◆ Request
Scan the listing below and copy every line holding "localhost".

◆ Data in this exercise

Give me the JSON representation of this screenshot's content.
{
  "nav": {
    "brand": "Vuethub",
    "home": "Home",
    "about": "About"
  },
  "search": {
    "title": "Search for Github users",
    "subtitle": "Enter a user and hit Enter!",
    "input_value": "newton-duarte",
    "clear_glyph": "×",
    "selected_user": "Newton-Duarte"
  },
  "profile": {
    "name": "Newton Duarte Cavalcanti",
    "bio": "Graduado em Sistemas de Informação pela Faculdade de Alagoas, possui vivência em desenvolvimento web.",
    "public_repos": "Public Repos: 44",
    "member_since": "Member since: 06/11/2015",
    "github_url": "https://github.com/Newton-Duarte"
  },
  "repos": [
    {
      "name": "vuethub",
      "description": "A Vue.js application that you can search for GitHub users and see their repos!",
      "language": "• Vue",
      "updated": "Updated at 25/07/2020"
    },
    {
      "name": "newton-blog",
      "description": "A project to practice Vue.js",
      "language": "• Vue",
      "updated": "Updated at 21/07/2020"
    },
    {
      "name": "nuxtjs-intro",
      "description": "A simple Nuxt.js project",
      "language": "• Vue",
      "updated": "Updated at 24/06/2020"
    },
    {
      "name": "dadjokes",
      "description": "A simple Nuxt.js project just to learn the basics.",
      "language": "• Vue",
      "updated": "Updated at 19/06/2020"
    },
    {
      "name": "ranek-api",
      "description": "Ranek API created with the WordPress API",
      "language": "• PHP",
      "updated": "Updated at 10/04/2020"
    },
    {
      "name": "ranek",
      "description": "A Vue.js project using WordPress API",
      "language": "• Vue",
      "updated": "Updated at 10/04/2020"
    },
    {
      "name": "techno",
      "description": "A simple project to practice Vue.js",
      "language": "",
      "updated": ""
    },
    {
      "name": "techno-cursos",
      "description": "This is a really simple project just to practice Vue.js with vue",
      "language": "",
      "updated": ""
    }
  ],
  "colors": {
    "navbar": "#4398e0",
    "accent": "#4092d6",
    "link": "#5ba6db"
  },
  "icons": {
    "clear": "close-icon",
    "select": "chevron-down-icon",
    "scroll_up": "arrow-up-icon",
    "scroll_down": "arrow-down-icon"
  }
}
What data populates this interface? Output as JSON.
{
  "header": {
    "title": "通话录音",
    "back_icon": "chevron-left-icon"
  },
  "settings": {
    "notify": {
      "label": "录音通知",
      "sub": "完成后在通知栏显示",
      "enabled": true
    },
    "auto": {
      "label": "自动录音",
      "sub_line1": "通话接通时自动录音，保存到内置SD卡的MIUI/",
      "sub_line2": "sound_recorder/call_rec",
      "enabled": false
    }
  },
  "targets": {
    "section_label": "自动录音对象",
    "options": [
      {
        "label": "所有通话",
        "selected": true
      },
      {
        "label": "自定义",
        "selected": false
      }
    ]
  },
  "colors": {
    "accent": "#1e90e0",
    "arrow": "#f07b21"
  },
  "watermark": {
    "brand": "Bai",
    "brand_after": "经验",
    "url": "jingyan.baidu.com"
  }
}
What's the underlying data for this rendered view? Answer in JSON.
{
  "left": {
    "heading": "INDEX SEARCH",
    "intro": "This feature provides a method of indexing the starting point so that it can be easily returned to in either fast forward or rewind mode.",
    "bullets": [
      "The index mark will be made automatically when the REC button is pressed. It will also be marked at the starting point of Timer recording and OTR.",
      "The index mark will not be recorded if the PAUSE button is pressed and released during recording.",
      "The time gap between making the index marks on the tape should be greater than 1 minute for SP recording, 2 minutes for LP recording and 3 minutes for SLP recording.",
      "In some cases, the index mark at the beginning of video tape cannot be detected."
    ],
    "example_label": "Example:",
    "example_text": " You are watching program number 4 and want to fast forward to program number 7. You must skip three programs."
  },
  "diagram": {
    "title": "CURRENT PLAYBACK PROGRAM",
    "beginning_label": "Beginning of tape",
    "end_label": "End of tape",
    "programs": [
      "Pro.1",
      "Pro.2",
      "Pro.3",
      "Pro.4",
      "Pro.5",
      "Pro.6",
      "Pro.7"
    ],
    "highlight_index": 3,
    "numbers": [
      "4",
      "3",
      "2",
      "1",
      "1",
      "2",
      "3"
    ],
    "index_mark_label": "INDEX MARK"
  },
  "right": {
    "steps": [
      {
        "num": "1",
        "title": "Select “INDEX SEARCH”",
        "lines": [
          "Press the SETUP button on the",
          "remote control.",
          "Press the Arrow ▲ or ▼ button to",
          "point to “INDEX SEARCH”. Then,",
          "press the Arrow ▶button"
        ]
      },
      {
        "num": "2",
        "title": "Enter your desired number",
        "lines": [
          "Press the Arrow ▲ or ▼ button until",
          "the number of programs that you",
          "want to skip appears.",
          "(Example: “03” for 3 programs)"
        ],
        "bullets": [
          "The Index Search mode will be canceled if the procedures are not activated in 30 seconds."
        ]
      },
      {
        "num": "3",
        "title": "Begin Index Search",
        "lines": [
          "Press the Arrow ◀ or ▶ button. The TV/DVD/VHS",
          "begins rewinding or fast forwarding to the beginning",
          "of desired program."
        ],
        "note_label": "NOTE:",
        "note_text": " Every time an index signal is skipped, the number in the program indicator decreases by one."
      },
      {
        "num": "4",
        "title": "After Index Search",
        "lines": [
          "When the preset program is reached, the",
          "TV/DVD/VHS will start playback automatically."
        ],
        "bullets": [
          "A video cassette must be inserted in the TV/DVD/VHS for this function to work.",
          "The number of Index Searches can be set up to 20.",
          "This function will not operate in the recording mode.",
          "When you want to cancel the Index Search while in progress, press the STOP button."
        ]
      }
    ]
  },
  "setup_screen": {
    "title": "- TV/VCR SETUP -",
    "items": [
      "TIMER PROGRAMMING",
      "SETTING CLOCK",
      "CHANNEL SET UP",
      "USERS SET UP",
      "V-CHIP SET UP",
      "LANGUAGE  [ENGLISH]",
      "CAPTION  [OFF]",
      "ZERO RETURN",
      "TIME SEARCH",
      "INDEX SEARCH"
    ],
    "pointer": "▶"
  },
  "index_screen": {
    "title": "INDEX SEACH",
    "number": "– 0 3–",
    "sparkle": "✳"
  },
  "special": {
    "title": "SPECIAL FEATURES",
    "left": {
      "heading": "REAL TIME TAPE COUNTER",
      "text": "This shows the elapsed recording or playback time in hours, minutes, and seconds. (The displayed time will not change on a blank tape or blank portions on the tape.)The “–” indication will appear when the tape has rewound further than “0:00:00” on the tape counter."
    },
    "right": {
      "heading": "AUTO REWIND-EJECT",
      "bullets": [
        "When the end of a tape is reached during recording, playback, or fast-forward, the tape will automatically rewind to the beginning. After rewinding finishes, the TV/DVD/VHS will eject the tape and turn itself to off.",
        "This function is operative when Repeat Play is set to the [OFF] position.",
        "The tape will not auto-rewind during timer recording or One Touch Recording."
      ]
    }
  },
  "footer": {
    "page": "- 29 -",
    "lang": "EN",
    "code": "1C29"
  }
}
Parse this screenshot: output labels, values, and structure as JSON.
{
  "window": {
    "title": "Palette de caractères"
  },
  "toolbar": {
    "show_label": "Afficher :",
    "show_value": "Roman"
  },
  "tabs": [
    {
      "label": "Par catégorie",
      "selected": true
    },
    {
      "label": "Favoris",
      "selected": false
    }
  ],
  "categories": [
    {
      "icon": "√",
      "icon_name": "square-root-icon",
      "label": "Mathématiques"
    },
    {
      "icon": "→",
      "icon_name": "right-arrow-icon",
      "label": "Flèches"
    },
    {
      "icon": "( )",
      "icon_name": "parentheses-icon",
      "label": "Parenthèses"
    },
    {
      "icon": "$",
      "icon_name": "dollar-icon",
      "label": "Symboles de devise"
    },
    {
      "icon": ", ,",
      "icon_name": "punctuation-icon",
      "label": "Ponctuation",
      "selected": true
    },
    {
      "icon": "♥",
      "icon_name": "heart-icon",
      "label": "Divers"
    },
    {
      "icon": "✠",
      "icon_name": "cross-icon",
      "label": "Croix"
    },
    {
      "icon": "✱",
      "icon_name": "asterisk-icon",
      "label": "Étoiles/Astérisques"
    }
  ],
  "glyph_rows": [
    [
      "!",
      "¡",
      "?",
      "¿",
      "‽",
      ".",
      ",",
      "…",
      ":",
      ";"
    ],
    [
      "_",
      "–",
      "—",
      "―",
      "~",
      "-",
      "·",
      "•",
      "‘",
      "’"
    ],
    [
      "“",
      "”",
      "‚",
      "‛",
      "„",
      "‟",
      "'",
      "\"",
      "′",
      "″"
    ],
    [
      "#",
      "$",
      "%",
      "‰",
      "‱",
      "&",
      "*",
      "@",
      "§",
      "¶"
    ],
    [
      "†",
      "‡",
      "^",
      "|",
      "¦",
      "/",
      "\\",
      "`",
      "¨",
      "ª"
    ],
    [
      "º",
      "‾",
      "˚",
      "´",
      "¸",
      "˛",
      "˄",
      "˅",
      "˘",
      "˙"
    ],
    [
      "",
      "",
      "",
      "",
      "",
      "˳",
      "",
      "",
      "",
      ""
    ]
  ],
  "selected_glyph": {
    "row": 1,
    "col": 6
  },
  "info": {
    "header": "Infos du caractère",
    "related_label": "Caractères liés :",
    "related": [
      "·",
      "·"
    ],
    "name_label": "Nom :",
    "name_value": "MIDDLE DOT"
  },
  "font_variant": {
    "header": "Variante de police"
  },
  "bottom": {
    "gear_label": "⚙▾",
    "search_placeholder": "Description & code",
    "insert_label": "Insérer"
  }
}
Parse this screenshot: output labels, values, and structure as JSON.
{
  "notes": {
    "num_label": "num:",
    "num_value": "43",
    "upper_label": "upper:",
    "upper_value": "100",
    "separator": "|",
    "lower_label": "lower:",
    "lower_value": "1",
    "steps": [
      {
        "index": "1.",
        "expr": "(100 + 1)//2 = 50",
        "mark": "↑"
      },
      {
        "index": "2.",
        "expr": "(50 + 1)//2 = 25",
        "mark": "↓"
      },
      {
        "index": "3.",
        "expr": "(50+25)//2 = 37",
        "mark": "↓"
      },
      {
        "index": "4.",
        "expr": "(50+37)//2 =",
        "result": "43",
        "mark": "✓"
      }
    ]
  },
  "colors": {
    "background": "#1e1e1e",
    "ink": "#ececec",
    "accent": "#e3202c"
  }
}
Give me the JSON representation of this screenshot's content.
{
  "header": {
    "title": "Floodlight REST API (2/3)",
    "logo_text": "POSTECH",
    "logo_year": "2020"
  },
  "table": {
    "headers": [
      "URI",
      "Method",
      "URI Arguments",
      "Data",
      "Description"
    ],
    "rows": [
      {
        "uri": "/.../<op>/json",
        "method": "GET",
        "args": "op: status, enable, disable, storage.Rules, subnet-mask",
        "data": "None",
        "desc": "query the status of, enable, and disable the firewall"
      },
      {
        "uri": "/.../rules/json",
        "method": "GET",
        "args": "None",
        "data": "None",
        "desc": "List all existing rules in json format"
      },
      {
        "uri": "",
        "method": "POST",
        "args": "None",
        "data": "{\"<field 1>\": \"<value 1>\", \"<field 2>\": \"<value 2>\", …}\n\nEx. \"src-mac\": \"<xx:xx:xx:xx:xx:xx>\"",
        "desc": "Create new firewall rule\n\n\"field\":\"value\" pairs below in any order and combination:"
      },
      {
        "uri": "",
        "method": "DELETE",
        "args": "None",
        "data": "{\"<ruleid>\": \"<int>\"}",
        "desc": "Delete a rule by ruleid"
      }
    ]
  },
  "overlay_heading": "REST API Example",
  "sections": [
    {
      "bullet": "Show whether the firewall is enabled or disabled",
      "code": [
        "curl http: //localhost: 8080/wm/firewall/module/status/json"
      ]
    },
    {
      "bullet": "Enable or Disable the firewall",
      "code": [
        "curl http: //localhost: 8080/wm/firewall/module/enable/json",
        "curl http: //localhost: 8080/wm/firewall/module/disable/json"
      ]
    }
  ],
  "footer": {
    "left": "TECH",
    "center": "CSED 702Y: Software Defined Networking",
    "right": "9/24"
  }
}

◆ Result
        "curl http: //localhost: 8080/wm/firewall/module/status/json"
        "curl http: //localhost: 8080/wm/firewall/module/enable/json",
        "curl http: //localhost: 8080/wm/firewall/module/disable/json"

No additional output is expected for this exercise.